==== Data lines

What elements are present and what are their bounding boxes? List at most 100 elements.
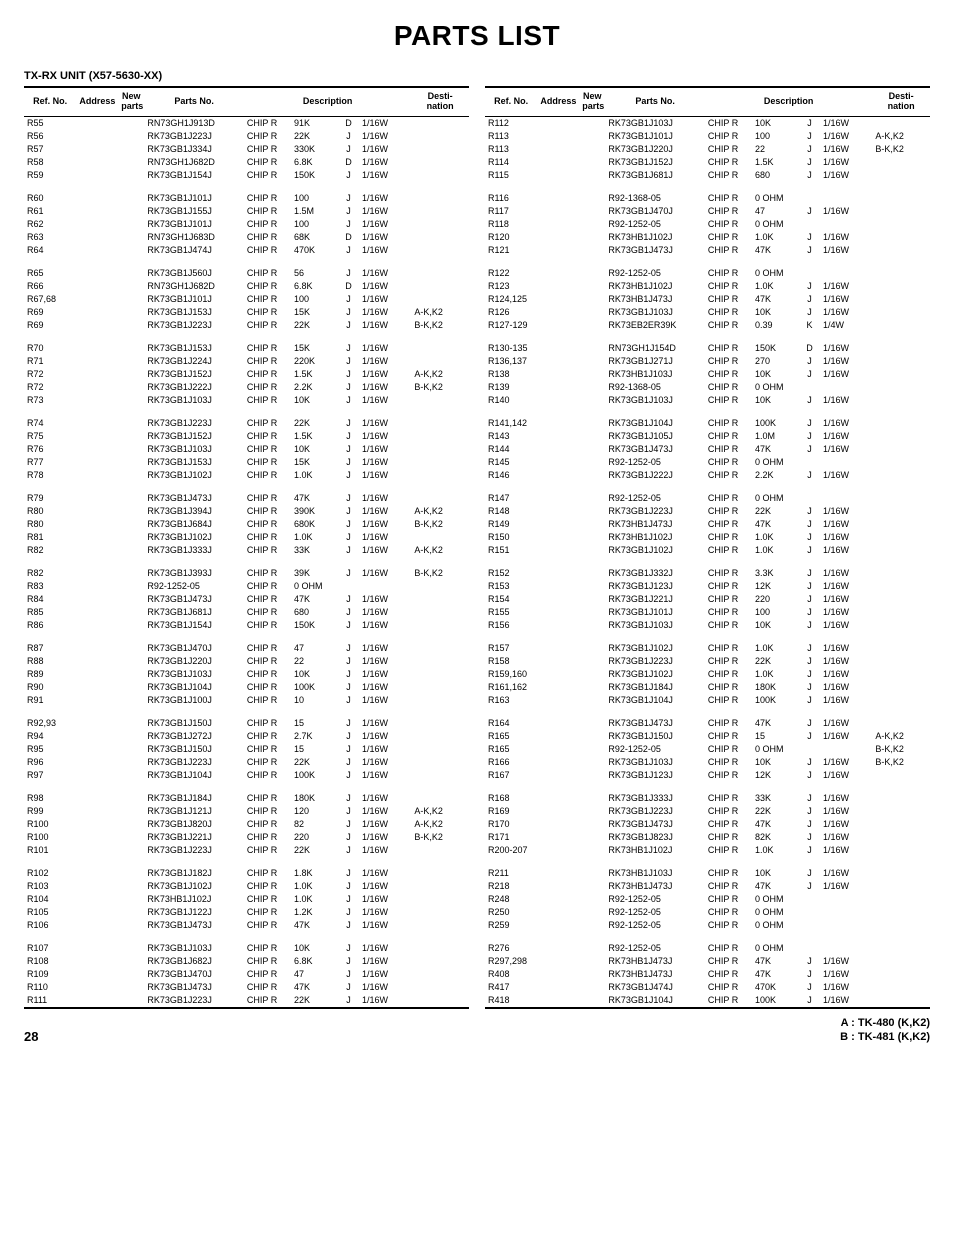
table-cell	[537, 844, 579, 857]
table-cell: B-K,K2	[872, 743, 930, 756]
table-cell: 1/16W	[820, 968, 872, 981]
table-cell: 1/16W	[820, 681, 872, 694]
table-row: R139R92-1368-05CHIP R0 OHM	[485, 381, 930, 394]
table-cell	[118, 619, 144, 632]
table-cell	[579, 619, 605, 632]
table-cell: R151	[485, 544, 537, 557]
table-cell: 180K	[291, 792, 338, 805]
table-cell	[411, 192, 469, 205]
table-cell	[359, 580, 411, 593]
col-address: Address	[537, 88, 579, 116]
table-cell	[76, 942, 118, 955]
table-row: R126RK73GB1J103JCHIP R10KJ1/16W	[485, 306, 930, 319]
table-cell: J	[338, 293, 359, 306]
table-cell: CHIP R	[705, 319, 752, 332]
table-cell: J	[338, 355, 359, 368]
table-cell: R66	[24, 280, 76, 293]
table-cell: RK73GB1J101J	[144, 218, 243, 231]
table-cell: 1/16W	[359, 743, 411, 756]
table-cell	[872, 192, 930, 205]
table-row: R56RK73GB1J223JCHIP R22KJ1/16W	[24, 130, 469, 143]
table-cell	[411, 981, 469, 994]
table-cell: R138	[485, 368, 537, 381]
table-cell	[872, 355, 930, 368]
table-cell	[537, 306, 579, 319]
table-cell	[537, 756, 579, 769]
table-row	[24, 407, 469, 417]
table-row: R138RK73HB1J103JCHIP R10KJ1/16W	[485, 368, 930, 381]
table-cell: R141,142	[485, 417, 537, 430]
table-cell: 220K	[291, 355, 338, 368]
table-cell	[118, 955, 144, 968]
table-cell	[118, 430, 144, 443]
table-row: R122R92-1252-05CHIP R0 OHM	[485, 267, 930, 280]
table-cell: R164	[485, 717, 537, 730]
table-row: R111RK73GB1J223JCHIP R22KJ1/16W	[24, 994, 469, 1007]
table-cell: 1.0K	[291, 880, 338, 893]
table-cell: 1.0K	[752, 668, 799, 681]
table-row	[24, 632, 469, 642]
table-row: R168RK73GB1J333JCHIP R33KJ1/16W	[485, 792, 930, 805]
table-cell: RK73GB1J103J	[144, 942, 243, 955]
table-row: R99RK73GB1J121JCHIP R120J1/16WA-K,K2	[24, 805, 469, 818]
table-cell: CHIP R	[244, 668, 291, 681]
table-cell: 10K	[752, 306, 799, 319]
table-cell: 150K	[291, 619, 338, 632]
table-cell: 22K	[291, 130, 338, 143]
table-cell: J	[338, 368, 359, 381]
table-cell: R91	[24, 694, 76, 707]
table-cell	[76, 531, 118, 544]
table-cell: 22K	[752, 655, 799, 668]
table-cell	[118, 205, 144, 218]
table-cell: R106	[24, 919, 76, 932]
table-row: R100RK73GB1J221JCHIP R220J1/16WB-K,K2	[24, 831, 469, 844]
table-cell	[799, 919, 820, 932]
table-cell: J	[338, 192, 359, 205]
table-row: R72RK73GB1J152JCHIP R1.5KJ1/16WA-K,K2	[24, 368, 469, 381]
table-cell: R83	[24, 580, 76, 593]
table-cell	[537, 792, 579, 805]
table-cell: D	[338, 156, 359, 169]
table-cell	[76, 593, 118, 606]
table-row: R112RK73GB1J103JCHIP R10KJ1/16W	[485, 116, 930, 130]
table-cell	[118, 531, 144, 544]
table-cell: J	[338, 593, 359, 606]
table-row: R95RK73GB1J150JCHIP R15J1/16W	[24, 743, 469, 756]
table-cell	[118, 792, 144, 805]
table-cell: 1/16W	[820, 143, 872, 156]
table-cell	[820, 381, 872, 394]
table-cell: CHIP R	[244, 544, 291, 557]
table-cell	[76, 919, 118, 932]
table-cell: 1/16W	[820, 130, 872, 143]
table-cell	[118, 518, 144, 531]
table-cell	[411, 955, 469, 968]
table-cell: J	[338, 792, 359, 805]
table-cell	[872, 417, 930, 430]
table-cell: RK73GB1J155J	[144, 205, 243, 218]
table-cell: 0 OHM	[752, 456, 799, 469]
table-cell	[411, 769, 469, 782]
table-cell: CHIP R	[244, 844, 291, 857]
table-row: R90RK73GB1J104JCHIP R100KJ1/16W	[24, 681, 469, 694]
table-cell: J	[799, 805, 820, 818]
table-cell: J	[338, 844, 359, 857]
table-cell: J	[338, 818, 359, 831]
table-cell: 1/16W	[359, 342, 411, 355]
table-cell: R116	[485, 192, 537, 205]
table-cell	[872, 619, 930, 632]
table-cell	[579, 218, 605, 231]
table-cell	[579, 668, 605, 681]
table-cell: 1/16W	[820, 342, 872, 355]
table-cell: J	[338, 717, 359, 730]
table-cell: CHIP R	[705, 430, 752, 443]
table-cell: CHIP R	[244, 368, 291, 381]
table-cell	[118, 805, 144, 818]
table-cell	[411, 893, 469, 906]
table-row: R70RK73GB1J153JCHIP R15KJ1/16W	[24, 342, 469, 355]
table-cell: 1.2K	[291, 906, 338, 919]
table-cell: 1/16W	[359, 544, 411, 557]
table-cell: RK73GB1J223J	[144, 994, 243, 1007]
table-row: R127-129RK73EB2ER39KCHIP R0.39K1/4W	[485, 319, 930, 332]
table-cell: RK73GB1J473J	[144, 981, 243, 994]
table-cell: 1/16W	[359, 355, 411, 368]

========

> **Job**: Copy every row above word for word, leaving out the pictures.

> **Written solution**:
What elements are present and what are their bounding boxes? List at most 100 elements.
table-cell	[537, 844, 579, 857]
table-cell: B-K,K2	[872, 743, 930, 756]
table-cell: 1/16W	[820, 968, 872, 981]
table-cell: 1/16W	[820, 681, 872, 694]
table-row: R139R92-1368-05CHIP R0 OHM	[485, 381, 930, 394]
table-cell	[118, 619, 144, 632]
table-cell	[579, 619, 605, 632]
table-cell: R151	[485, 544, 537, 557]
table-cell: 180K	[291, 792, 338, 805]
table-cell	[411, 192, 469, 205]
table-cell	[359, 580, 411, 593]
col-address: Address	[537, 88, 579, 116]
table-cell	[76, 942, 118, 955]
table-row: R126RK73GB1J103JCHIP R10KJ1/16W	[485, 306, 930, 319]
table-cell: J	[338, 293, 359, 306]
table-cell: CHIP R	[705, 319, 752, 332]
table-cell: J	[338, 355, 359, 368]
table-cell: R66	[24, 280, 76, 293]
table-cell: RK73GB1J101J	[144, 218, 243, 231]
table-cell: 1/16W	[359, 743, 411, 756]
table-cell	[872, 192, 930, 205]
table-row: R56RK73GB1J223JCHIP R22KJ1/16W	[24, 130, 469, 143]
table-cell	[411, 981, 469, 994]
table-cell: R138	[485, 368, 537, 381]
table-cell	[872, 355, 930, 368]
table-cell	[537, 306, 579, 319]
table-cell	[537, 756, 579, 769]
table-row	[24, 407, 469, 417]
table-row: R138RK73HB1J103JCHIP R10KJ1/16W	[485, 368, 930, 381]
table-cell: R141,142	[485, 417, 537, 430]
table-cell: 220K	[291, 355, 338, 368]
table-cell	[118, 955, 144, 968]
table-cell	[118, 430, 144, 443]
table-row: R122R92-1252-05CHIP R0 OHM	[485, 267, 930, 280]
table-cell: R164	[485, 717, 537, 730]
table-row: R111RK73GB1J223JCHIP R22KJ1/16W	[24, 994, 469, 1007]
table-cell: 1.0K	[291, 880, 338, 893]
table-cell: 1.0K	[752, 668, 799, 681]
table-row	[24, 632, 469, 642]
table-row: R168RK73GB1J333JCHIP R33KJ1/16W	[485, 792, 930, 805]
table-cell: RK73GB1J103J	[144, 942, 243, 955]
table-row: R99RK73GB1J121JCHIP R120J1/16WA-K,K2	[24, 805, 469, 818]
table-cell: CHIP R	[244, 668, 291, 681]
table-cell: 10K	[752, 306, 799, 319]
table-cell: 150K	[291, 619, 338, 632]
table-cell: 22K	[291, 130, 338, 143]
table-cell: J	[338, 368, 359, 381]
table-cell: R91	[24, 694, 76, 707]
table-cell	[76, 531, 118, 544]
table-cell: 22K	[752, 655, 799, 668]
table-cell	[118, 205, 144, 218]
table-cell: R106	[24, 919, 76, 932]
table-row: R100RK73GB1J221JCHIP R220J1/16WB-K,K2	[24, 831, 469, 844]
table-cell	[799, 919, 820, 932]
table-cell: J	[338, 192, 359, 205]
table-row: R72RK73GB1J152JCHIP R1.5KJ1/16WA-K,K2	[24, 368, 469, 381]
table-cell: R83	[24, 580, 76, 593]
table-cell	[537, 792, 579, 805]
table-cell: D	[338, 156, 359, 169]
table-cell	[76, 593, 118, 606]
table-row: R112RK73GB1J103JCHIP R10KJ1/16W	[485, 116, 930, 130]
table-cell	[118, 531, 144, 544]
table-cell: J	[338, 593, 359, 606]
table-row: R95RK73GB1J150JCHIP R15J1/16W	[24, 743, 469, 756]
table-cell	[118, 792, 144, 805]
table-cell: 1/16W	[820, 143, 872, 156]
table-cell	[820, 381, 872, 394]
table-cell: CHIP R	[244, 544, 291, 557]
table-cell	[76, 919, 118, 932]
table-cell: 1/16W	[820, 130, 872, 143]
table-cell	[118, 518, 144, 531]
table-cell	[411, 955, 469, 968]
table-cell: J	[338, 792, 359, 805]
table-cell	[872, 417, 930, 430]
table-cell: RK73GB1J155J	[144, 205, 243, 218]
table-cell: 0 OHM	[752, 456, 799, 469]
table-cell	[411, 769, 469, 782]
table-cell: CHIP R	[244, 844, 291, 857]
table-row: R90RK73GB1J104JCHIP R100KJ1/16W	[24, 681, 469, 694]
table-cell: J	[799, 805, 820, 818]
table-cell: J	[338, 844, 359, 857]
table-cell: J	[338, 818, 359, 831]
table-cell: 1/16W	[359, 342, 411, 355]
table-cell: R116	[485, 192, 537, 205]
table-cell	[872, 619, 930, 632]
table-cell	[579, 218, 605, 231]
table-cell	[579, 668, 605, 681]
table-cell: 1/16W	[820, 342, 872, 355]
table-cell: J	[338, 717, 359, 730]
table-cell: CHIP R	[705, 430, 752, 443]
table-cell: CHIP R	[244, 368, 291, 381]
table-cell	[118, 805, 144, 818]
table-cell	[411, 893, 469, 906]
table-row: R70RK73GB1J153JCHIP R15KJ1/16W	[24, 342, 469, 355]
table-cell: 1.2K	[291, 906, 338, 919]
table-cell: 1/16W	[359, 544, 411, 557]
table-cell: RK73GB1J223J	[144, 994, 243, 1007]
table-row: R127-129RK73EB2ER39KCHIP R0.39K1/4W	[485, 319, 930, 332]
table-cell: RK73GB1J473J	[144, 981, 243, 994]
table-cell: 1/16W	[359, 355, 411, 368]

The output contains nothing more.